• [EXTRAIT À LIRE]
A l’image et a la ressemblance – 2

Par William Potillion @scenarmag

Shining (1980) de Stanley Kubrick, c'est déjà penser une histoire personnelle assez compliquée. Jack est alcoolique, il accumule les échecs et ses relations avec son fils et sa femme sont plutôt tendues. Le personnage que nous souhaitons inventer aura non seulement un trouble passé, mais nous insisterons non pas sur des réminiscences qui tenteront vainement de nous expliquer notre personnage ; ce que nous ferons de manière bien plus bénéfique sera d'insister sur sa fragilité psychologique.

Nous montrerons donc par des gestes et des comportements comme une réaction disproportionnée face à un événement anodin que notre personnage a une personnalité quelque peu étrange. Les silences et les non-dits sont très souvent plus parlants qu'une logorrhée (bien que celle-ci traduise aussi un malaise).
Ses hésitations seront pareillement des indices révélateurs de sa psyché. N'éludons pas le passé pour autant, car les postures et attitudes actuelles sont essentiellement déterminées par celui-ci. Sans nécessairement passer par des analepses, l'acte Un, celui de l'exposition, peut contenir quelques scènes d'un échec récurrent ou d'humiliations. Que sais-je ? Si notre personnage est un psychopathe qui n'est pas vraiment responsable de ses actes, nous pouvons réserver quelques scènes dans lesquelles nous le voyons se flageller ou se mutiler lui-même.

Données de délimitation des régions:
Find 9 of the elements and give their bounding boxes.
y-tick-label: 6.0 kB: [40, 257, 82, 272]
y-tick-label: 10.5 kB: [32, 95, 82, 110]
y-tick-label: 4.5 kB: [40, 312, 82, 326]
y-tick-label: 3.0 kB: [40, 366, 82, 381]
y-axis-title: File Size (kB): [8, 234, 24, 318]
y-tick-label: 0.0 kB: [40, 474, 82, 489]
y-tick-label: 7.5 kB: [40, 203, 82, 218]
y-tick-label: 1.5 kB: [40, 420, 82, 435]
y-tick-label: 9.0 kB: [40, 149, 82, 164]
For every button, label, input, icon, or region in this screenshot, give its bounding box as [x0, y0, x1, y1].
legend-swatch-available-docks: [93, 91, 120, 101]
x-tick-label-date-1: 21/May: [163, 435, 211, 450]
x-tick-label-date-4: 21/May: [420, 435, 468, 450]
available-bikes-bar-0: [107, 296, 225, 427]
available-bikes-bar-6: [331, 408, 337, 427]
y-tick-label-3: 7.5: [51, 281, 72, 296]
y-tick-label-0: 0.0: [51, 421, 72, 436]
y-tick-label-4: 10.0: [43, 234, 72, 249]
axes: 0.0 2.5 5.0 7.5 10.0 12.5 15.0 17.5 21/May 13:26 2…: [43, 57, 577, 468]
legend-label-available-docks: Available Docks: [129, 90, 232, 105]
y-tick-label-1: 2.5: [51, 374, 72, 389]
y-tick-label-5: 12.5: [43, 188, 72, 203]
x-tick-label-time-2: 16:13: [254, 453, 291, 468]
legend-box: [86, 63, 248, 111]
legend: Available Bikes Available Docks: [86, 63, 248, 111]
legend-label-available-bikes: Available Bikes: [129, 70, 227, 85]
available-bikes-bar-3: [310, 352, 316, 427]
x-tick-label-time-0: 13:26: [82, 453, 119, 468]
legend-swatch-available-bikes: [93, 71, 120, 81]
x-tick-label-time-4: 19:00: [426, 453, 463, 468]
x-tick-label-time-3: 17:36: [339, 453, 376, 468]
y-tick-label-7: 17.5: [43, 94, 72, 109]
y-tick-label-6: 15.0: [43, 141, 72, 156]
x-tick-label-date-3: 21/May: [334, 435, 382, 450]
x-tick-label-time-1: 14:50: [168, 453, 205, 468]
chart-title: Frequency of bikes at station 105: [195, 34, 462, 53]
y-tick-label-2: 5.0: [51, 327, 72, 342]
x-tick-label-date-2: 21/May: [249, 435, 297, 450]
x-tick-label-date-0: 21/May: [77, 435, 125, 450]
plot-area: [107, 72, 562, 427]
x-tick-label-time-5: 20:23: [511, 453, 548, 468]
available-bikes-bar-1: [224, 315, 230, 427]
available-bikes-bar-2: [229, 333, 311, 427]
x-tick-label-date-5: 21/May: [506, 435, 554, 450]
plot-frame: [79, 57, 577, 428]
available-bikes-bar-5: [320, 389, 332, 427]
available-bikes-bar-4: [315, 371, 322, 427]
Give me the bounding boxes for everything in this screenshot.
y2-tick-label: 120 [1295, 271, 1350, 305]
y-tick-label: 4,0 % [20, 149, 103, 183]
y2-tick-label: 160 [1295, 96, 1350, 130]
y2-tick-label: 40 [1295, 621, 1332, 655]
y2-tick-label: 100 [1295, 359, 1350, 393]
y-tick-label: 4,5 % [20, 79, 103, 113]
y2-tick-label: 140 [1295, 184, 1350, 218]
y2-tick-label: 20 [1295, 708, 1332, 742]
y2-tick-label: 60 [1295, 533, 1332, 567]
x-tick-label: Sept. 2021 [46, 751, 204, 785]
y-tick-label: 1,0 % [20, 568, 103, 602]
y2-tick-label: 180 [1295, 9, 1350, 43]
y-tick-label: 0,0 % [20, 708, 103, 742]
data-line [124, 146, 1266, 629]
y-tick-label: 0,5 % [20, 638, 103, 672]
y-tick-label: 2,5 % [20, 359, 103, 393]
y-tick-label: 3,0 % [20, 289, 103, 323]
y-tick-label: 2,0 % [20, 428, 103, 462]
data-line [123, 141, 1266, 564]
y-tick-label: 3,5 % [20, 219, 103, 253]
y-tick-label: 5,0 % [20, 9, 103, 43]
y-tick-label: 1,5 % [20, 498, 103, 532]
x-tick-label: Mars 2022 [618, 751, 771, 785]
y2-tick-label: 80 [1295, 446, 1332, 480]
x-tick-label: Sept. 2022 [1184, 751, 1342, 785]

• [CONSIGNES]
1 > Traduisez en anglais cette phrase de l'extrait sur la création de personnage : « Les silences et les non-dits sont très souvent plus parlants qu'une logorrhée (bien que celle-ci traduise aussi un malaise). »
2 > Poursuivez l'extrait sur la création de personnage après sa dernière phrase.
Ces données constituent un matériau à part.

• [RÉPONSES]
1 > Silences and things left unsaid are very often more telling than a torrent of words (although that, too, reveals unease).

2 >
Un double aspect

Il nous faut créer une tension : un désir de rédemption et des pulsions destructrices. Notre personnage tout entier sera ainsi construit. C'est de cette tension que nous assurerons sa cohérence. Nous nous servirons du cadre pour amplifier les tourments du personnage. Il pourrait revenir sur les lieux de ses traumatismes, un retour qui le force à revivre ces douloureux moments, mais en déformant les souvenirs qu'il en a.
Et il en tire des promesses illusoires alors que cet espace de son passé ne l'a pas oublié. Car ce lieu n'est pas une ouverture : il y est piégé comme dans son propre esprit. Certes, notre lecteur/spectateur n'est pas réellement dans les souliers de notre personnage ; néanmoins, nous devons essayer non pas de le convaincre puisque nous écrivons une fable, plutôt de jouer sur sa compassion afin qu'il imagine, à défaut de ressentir, le sentiment d'impuissance de notre personnage face à son passé. Ainsi, nous maintenons l'ambiguïté : ce que nous percevons, est-ce la réalité ou bien est-ce une illusion du personnage qui devient de la sorte ce qu'on nomme communément un narrateur non fiable ?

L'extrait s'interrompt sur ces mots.